--- Start of Dataset records ---

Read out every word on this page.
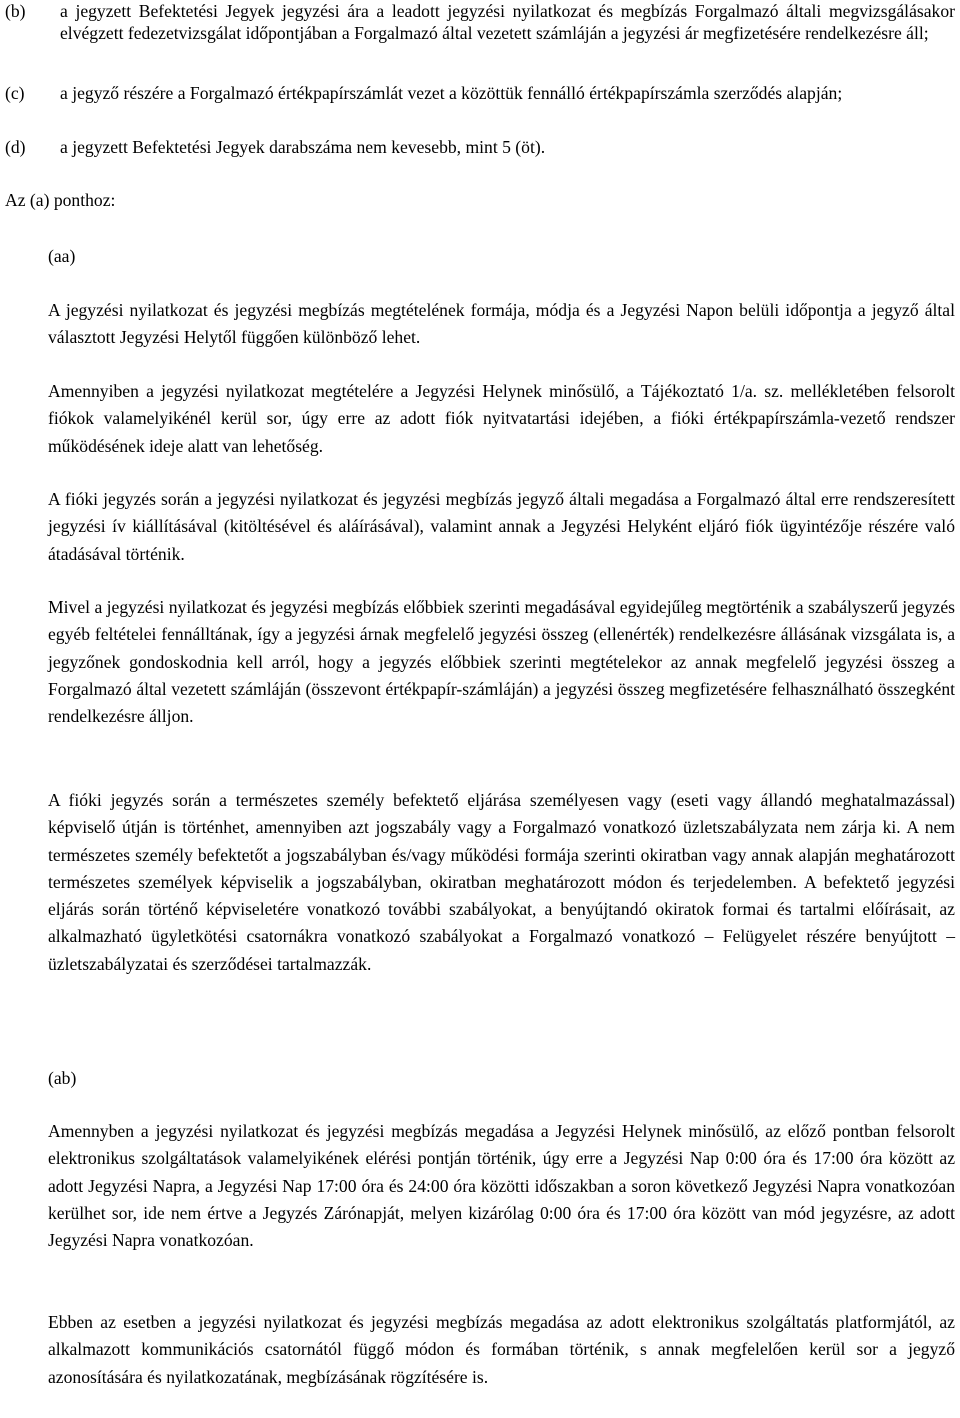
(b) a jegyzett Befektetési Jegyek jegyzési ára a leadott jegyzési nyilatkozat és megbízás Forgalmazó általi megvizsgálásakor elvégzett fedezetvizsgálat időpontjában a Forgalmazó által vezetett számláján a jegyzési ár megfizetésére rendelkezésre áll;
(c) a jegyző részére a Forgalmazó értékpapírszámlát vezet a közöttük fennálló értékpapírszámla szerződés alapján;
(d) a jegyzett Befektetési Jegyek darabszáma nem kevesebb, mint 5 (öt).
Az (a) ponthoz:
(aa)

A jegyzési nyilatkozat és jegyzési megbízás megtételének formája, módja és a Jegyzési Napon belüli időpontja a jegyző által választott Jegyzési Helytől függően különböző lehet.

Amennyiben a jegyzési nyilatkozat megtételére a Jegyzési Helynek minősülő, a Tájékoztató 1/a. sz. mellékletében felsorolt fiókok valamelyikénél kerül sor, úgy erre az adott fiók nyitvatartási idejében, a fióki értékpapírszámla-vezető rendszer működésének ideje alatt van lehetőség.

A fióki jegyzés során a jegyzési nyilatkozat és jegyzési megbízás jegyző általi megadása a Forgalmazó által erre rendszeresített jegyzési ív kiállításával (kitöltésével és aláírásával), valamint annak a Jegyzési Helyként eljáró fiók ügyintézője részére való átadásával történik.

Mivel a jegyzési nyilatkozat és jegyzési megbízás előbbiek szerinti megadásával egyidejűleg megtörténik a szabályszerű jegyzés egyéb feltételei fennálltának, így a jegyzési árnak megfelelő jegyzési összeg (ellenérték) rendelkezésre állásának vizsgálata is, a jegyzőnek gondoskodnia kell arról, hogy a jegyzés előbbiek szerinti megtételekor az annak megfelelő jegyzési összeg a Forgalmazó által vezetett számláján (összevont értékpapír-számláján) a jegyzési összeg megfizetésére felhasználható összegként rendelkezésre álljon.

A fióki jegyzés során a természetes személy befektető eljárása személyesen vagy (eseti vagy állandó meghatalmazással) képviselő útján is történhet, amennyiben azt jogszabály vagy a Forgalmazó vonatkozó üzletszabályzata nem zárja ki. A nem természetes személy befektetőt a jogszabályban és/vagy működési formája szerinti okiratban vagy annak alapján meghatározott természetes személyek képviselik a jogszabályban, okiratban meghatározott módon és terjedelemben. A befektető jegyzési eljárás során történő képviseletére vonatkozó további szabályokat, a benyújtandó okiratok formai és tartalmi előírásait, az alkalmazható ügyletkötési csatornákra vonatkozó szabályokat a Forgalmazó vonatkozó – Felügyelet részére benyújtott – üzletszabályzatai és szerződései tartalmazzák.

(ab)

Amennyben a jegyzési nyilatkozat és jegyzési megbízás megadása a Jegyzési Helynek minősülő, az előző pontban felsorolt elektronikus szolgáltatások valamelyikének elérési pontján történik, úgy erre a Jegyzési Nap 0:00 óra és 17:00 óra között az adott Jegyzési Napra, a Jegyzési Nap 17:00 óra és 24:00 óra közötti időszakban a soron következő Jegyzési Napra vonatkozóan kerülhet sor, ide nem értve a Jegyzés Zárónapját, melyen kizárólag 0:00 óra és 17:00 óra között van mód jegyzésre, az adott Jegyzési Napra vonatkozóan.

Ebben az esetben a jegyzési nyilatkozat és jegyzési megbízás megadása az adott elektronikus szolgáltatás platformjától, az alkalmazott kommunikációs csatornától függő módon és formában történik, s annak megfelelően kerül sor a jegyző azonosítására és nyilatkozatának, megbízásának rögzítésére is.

--- End of Dataset records ---

▸ Stated task:
Apart from the pictures, the entries above are to be repeated in full and exactly.

▸ Finished exercise:
Read out every word on this page.
(b) a jegyzett Befektetési Jegyek jegyzési ára a leadott jegyzési nyilatkozat és megbízás Forgalmazó általi megvizsgálásakor elvégzett fedezetvizsgálat időpontjában a Forgalmazó által vezetett számláján a jegyzési ár megfizetésére rendelkezésre áll;
(c) a jegyző részére a Forgalmazó értékpapírszámlát vezet a közöttük fennálló értékpapírszámla szerződés alapján;
(d) a jegyzett Befektetési Jegyek darabszáma nem kevesebb, mint 5 (öt).
Az (a) ponthoz:
(aa)

A jegyzési nyilatkozat és jegyzési megbízás megtételének formája, módja és a Jegyzési Napon belüli időpontja a jegyző által választott Jegyzési Helytől függően különböző lehet.

Amennyiben a jegyzési nyilatkozat megtételére a Jegyzési Helynek minősülő, a Tájékoztató 1/a. sz. mellékletében felsorolt fiókok valamelyikénél kerül sor, úgy erre az adott fiók nyitvatartási idejében, a fióki értékpapírszámla-vezető rendszer működésének ideje alatt van lehetőség.

A fióki jegyzés során a jegyzési nyilatkozat és jegyzési megbízás jegyző általi megadása a Forgalmazó által erre rendszeresített jegyzési ív kiállításával (kitöltésével és aláírásával), valamint annak a Jegyzési Helyként eljáró fiók ügyintézője részére való átadásával történik.

Mivel a jegyzési nyilatkozat és jegyzési megbízás előbbiek szerinti megadásával egyidejűleg megtörténik a szabályszerű jegyzés egyéb feltételei fennálltának, így a jegyzési árnak megfelelő jegyzési összeg (ellenérték) rendelkezésre állásának vizsgálata is, a jegyzőnek gondoskodnia kell arról, hogy a jegyzés előbbiek szerinti megtételekor az annak megfelelő jegyzési összeg a Forgalmazó által vezetett számláján (összevont értékpapír-számláján) a jegyzési összeg megfizetésére felhasználható összegként rendelkezésre álljon.

A fióki jegyzés során a természetes személy befektető eljárása személyesen vagy (eseti vagy állandó meghatalmazással) képviselő útján is történhet, amennyiben azt jogszabály vagy a Forgalmazó vonatkozó üzletszabályzata nem zárja ki. A nem természetes személy befektetőt a jogszabályban és/vagy működési formája szerinti okiratban vagy annak alapján meghatározott természetes személyek képviselik a jogszabályban, okiratban meghatározott módon és terjedelemben. A befektető jegyzési eljárás során történő képviseletére vonatkozó további szabályokat, a benyújtandó okiratok formai és tartalmi előírásait, az alkalmazható ügyletkötési csatornákra vonatkozó szabályokat a Forgalmazó vonatkozó – Felügyelet részére benyújtott – üzletszabályzatai és szerződései tartalmazzák.

(ab)

Amennyben a jegyzési nyilatkozat és jegyzési megbízás megadása a Jegyzési Helynek minősülő, az előző pontban felsorolt elektronikus szolgáltatások valamelyikének elérési pontján történik, úgy erre a Jegyzési Nap 0:00 óra és 17:00 óra között az adott Jegyzési Napra, a Jegyzési Nap 17:00 óra és 24:00 óra közötti időszakban a soron következő Jegyzési Napra vonatkozóan kerülhet sor, ide nem értve a Jegyzés Zárónapját, melyen kizárólag 0:00 óra és 17:00 óra között van mód jegyzésre, az adott Jegyzési Napra vonatkozóan.

Ebben az esetben a jegyzési nyilatkozat és jegyzési megbízás megadása az adott elektronikus szolgáltatás platformjától, az alkalmazott kommunikációs csatornától függő módon és formában történik, s annak megfelelően kerül sor a jegyző azonosítására és nyilatkozatának, megbízásának rögzítésére is.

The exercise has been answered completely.